*** Provided records Section Begins ***
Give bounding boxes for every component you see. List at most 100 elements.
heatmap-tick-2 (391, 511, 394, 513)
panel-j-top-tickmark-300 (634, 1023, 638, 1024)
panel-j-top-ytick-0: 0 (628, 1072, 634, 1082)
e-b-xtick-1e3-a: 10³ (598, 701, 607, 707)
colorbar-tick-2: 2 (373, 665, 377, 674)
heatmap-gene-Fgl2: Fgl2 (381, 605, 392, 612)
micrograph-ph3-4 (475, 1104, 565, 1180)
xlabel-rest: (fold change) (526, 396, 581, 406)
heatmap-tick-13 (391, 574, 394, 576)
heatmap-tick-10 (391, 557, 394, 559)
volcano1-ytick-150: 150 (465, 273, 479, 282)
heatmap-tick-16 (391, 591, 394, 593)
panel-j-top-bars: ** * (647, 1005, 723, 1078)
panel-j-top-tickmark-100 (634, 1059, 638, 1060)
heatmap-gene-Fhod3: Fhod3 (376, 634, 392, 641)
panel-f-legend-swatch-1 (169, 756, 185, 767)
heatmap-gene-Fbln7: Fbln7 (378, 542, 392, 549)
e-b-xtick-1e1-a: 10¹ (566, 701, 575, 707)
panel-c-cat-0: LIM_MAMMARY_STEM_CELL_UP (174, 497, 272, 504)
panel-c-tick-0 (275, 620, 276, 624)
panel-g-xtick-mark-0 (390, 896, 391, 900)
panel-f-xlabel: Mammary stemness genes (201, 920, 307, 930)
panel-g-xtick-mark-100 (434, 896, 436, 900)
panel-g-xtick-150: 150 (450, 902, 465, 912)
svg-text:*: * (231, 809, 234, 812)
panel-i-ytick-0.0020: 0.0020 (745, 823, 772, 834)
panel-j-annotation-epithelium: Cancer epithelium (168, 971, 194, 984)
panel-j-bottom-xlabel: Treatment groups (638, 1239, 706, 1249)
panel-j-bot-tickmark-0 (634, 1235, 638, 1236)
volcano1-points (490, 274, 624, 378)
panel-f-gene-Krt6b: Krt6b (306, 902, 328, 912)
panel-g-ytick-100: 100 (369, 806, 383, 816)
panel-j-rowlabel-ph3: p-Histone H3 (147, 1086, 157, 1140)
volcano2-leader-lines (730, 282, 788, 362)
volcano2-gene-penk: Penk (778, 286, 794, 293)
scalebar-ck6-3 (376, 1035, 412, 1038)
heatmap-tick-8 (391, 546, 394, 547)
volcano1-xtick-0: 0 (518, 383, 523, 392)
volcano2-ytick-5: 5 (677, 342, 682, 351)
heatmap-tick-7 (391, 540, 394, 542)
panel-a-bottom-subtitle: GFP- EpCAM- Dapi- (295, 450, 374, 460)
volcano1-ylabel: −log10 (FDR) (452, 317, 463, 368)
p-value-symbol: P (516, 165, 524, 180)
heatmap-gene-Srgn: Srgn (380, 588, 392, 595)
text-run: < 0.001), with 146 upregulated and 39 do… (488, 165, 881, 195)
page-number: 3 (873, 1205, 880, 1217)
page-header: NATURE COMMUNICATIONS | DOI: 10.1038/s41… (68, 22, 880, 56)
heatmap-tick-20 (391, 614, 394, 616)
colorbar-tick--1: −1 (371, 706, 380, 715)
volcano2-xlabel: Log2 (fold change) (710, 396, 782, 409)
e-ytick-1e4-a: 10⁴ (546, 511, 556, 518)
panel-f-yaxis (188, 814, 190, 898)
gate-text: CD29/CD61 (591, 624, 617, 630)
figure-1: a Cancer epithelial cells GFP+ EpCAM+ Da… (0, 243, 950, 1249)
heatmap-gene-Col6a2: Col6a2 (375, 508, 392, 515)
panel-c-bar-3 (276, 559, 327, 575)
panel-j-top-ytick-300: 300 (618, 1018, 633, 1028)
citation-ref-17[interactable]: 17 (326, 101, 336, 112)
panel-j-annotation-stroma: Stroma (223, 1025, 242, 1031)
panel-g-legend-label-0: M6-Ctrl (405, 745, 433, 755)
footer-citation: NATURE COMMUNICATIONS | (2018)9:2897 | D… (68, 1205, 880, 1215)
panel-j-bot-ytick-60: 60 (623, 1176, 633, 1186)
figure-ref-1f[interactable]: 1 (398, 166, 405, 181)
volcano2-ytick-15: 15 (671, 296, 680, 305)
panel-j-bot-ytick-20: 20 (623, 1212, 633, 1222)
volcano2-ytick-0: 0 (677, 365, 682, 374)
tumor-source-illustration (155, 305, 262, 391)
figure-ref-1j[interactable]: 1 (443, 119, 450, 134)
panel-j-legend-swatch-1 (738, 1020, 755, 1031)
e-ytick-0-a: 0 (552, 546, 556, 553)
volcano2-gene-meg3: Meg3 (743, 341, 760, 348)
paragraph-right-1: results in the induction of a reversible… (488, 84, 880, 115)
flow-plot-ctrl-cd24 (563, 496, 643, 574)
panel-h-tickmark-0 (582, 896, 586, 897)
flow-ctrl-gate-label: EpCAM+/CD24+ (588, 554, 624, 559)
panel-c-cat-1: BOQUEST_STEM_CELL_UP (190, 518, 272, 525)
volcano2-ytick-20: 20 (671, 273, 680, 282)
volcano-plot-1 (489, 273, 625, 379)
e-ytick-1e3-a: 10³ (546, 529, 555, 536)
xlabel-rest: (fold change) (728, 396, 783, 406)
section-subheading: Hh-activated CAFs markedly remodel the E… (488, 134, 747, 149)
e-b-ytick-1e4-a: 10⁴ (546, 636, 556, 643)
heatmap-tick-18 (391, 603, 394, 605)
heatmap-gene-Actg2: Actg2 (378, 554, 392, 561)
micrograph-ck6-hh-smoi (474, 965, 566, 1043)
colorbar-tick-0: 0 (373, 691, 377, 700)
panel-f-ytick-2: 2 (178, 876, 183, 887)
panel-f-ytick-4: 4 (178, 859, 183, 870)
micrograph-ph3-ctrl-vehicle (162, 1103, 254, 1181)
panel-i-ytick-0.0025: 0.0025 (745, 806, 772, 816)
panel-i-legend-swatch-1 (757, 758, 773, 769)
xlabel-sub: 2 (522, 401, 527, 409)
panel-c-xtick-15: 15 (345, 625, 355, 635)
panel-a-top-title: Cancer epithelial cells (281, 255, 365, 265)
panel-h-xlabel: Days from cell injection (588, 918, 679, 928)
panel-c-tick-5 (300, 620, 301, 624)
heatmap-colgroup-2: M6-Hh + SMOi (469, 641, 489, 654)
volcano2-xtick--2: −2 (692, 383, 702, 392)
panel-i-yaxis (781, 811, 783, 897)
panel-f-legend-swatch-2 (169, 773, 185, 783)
*** Provided records Section Ends ***
*Problem to work on*. Please copy the whole of the material exactly as written.

*Reply to the exercise*.
Give bounding boxes for every component you see. List at most 100 elements.
heatmap-tick-2 (391, 511, 394, 513)
panel-j-top-tickmark-300 (634, 1023, 638, 1024)
panel-j-top-ytick-0: 0 (628, 1072, 634, 1082)
e-b-xtick-1e3-a: 10³ (598, 701, 607, 707)
colorbar-tick-2: 2 (373, 665, 377, 674)
heatmap-gene-Fgl2: Fgl2 (381, 605, 392, 612)
micrograph-ph3-4 (475, 1104, 565, 1180)
xlabel-rest: (fold change) (526, 396, 581, 406)
heatmap-tick-13 (391, 574, 394, 576)
heatmap-tick-10 (391, 557, 394, 559)
volcano1-ytick-150: 150 (465, 273, 479, 282)
heatmap-tick-16 (391, 591, 394, 593)
panel-j-top-bars: ** * (647, 1005, 723, 1078)
panel-j-top-tickmark-100 (634, 1059, 638, 1060)
heatmap-gene-Fhod3: Fhod3 (376, 634, 392, 641)
panel-f-legend-swatch-1 (169, 756, 185, 767)
heatmap-gene-Fbln7: Fbln7 (378, 542, 392, 549)
e-b-xtick-1e1-a: 10¹ (566, 701, 575, 707)
panel-c-cat-0: LIM_MAMMARY_STEM_CELL_UP (174, 497, 272, 504)
panel-c-tick-0 (275, 620, 276, 624)
panel-g-xtick-mark-0 (390, 896, 391, 900)
panel-f-xlabel: Mammary stemness genes (201, 920, 307, 930)
panel-g-xtick-mark-100 (434, 896, 436, 900)
panel-g-xtick-150: 150 (450, 902, 465, 912)
svg-text:*: * (231, 809, 234, 812)
panel-i-ytick-0.0020: 0.0020 (745, 823, 772, 834)
panel-j-annotation-epithelium: Cancer epithelium (168, 971, 194, 984)
panel-j-bottom-xlabel: Treatment groups (638, 1239, 706, 1249)
panel-j-bot-tickmark-0 (634, 1235, 638, 1236)
volcano1-points (490, 274, 624, 378)
panel-f-gene-Krt6b: Krt6b (306, 902, 328, 912)
panel-g-ytick-100: 100 (369, 806, 383, 816)
panel-j-rowlabel-ph3: p-Histone H3 (147, 1086, 157, 1140)
volcano2-leader-lines (730, 282, 788, 362)
volcano2-gene-penk: Penk (778, 286, 794, 293)
scalebar-ck6-3 (376, 1035, 412, 1038)
heatmap-tick-8 (391, 546, 394, 547)
volcano1-xtick-0: 0 (518, 383, 523, 392)
volcano2-ytick-5: 5 (677, 342, 682, 351)
heatmap-tick-7 (391, 540, 394, 542)
panel-a-bottom-subtitle: GFP- EpCAM- Dapi- (295, 450, 374, 460)
volcano1-ylabel: −log10 (FDR) (452, 317, 463, 368)
p-value-symbol: P (516, 165, 524, 180)
heatmap-gene-Srgn: Srgn (380, 588, 392, 595)
text-run: < 0.001), with 146 upregulated and 39 do… (488, 165, 881, 195)
page-number: 3 (873, 1205, 880, 1217)
page-header: NATURE COMMUNICATIONS | DOI: 10.1038/s41… (68, 22, 880, 56)
heatmap-tick-20 (391, 614, 394, 616)
colorbar-tick--1: −1 (371, 706, 380, 715)
volcano2-xlabel: Log2 (fold change) (710, 396, 782, 409)
e-ytick-1e4-a: 10⁴ (546, 511, 556, 518)
panel-f-yaxis (188, 814, 190, 898)
gate-text: CD29/CD61 (591, 624, 617, 630)
figure-1: a Cancer epithelial cells GFP+ EpCAM+ Da… (0, 243, 950, 1249)
heatmap-gene-Col6a2: Col6a2 (375, 508, 392, 515)
panel-c-bar-3 (276, 559, 327, 575)
panel-j-top-ytick-300: 300 (618, 1018, 633, 1028)
citation-ref-17[interactable]: 17 (326, 101, 336, 112)
panel-j-annotation-stroma: Stroma (223, 1025, 242, 1031)
panel-g-legend-label-0: M6-Ctrl (405, 745, 433, 755)
footer-citation: NATURE COMMUNICATIONS | (2018)9:2897 | D… (68, 1205, 880, 1215)
panel-j-bot-ytick-60: 60 (623, 1176, 633, 1186)
figure-ref-1f[interactable]: 1 (398, 166, 405, 181)
volcano2-ytick-15: 15 (671, 296, 680, 305)
panel-j-bot-ytick-20: 20 (623, 1212, 633, 1222)
volcano2-ytick-0: 0 (677, 365, 682, 374)
tumor-source-illustration (155, 305, 262, 391)
figure-ref-1j[interactable]: 1 (443, 119, 450, 134)
panel-j-legend-swatch-1 (738, 1020, 755, 1031)
e-ytick-0-a: 0 (552, 546, 556, 553)
volcano2-gene-meg3: Meg3 (743, 341, 760, 348)
paragraph-right-1: results in the induction of a reversible… (488, 84, 880, 115)
flow-plot-ctrl-cd24 (563, 496, 643, 574)
panel-h-tickmark-0 (582, 896, 586, 897)
flow-ctrl-gate-label: EpCAM+/CD24+ (588, 554, 624, 559)
panel-c-cat-1: BOQUEST_STEM_CELL_UP (190, 518, 272, 525)
volcano2-ytick-20: 20 (671, 273, 680, 282)
volcano-plot-1 (489, 273, 625, 379)
e-ytick-1e3-a: 10³ (546, 529, 555, 536)
xlabel-rest: (fold change) (728, 396, 783, 406)
section-subheading: Hh-activated CAFs markedly remodel the E… (488, 134, 747, 149)
e-b-ytick-1e4-a: 10⁴ (546, 636, 556, 643)
heatmap-tick-18 (391, 603, 394, 605)
heatmap-gene-Actg2: Actg2 (378, 554, 392, 561)
micrograph-ck6-hh-smoi (474, 965, 566, 1043)
colorbar-tick-0: 0 (373, 691, 377, 700)
panel-f-ytick-2: 2 (178, 876, 183, 887)
panel-f-ytick-4: 4 (178, 859, 183, 870)
micrograph-ph3-ctrl-vehicle (162, 1103, 254, 1181)
panel-i-ytick-0.0025: 0.0025 (745, 806, 772, 816)
panel-i-legend-swatch-1 (757, 758, 773, 769)
xlabel-sub: 2 (522, 401, 527, 409)
panel-c-xtick-15: 15 (345, 625, 355, 635)
panel-a-top-title: Cancer epithelial cells (281, 255, 365, 265)
panel-h-xlabel: Days from cell injection (588, 918, 679, 928)
panel-c-tick-5 (300, 620, 301, 624)
heatmap-colgroup-2: M6-Hh + SMOi (469, 641, 489, 654)
volcano2-xtick--2: −2 (692, 383, 702, 392)
panel-i-yaxis (781, 811, 783, 897)
panel-f-legend-swatch-2 (169, 773, 185, 783)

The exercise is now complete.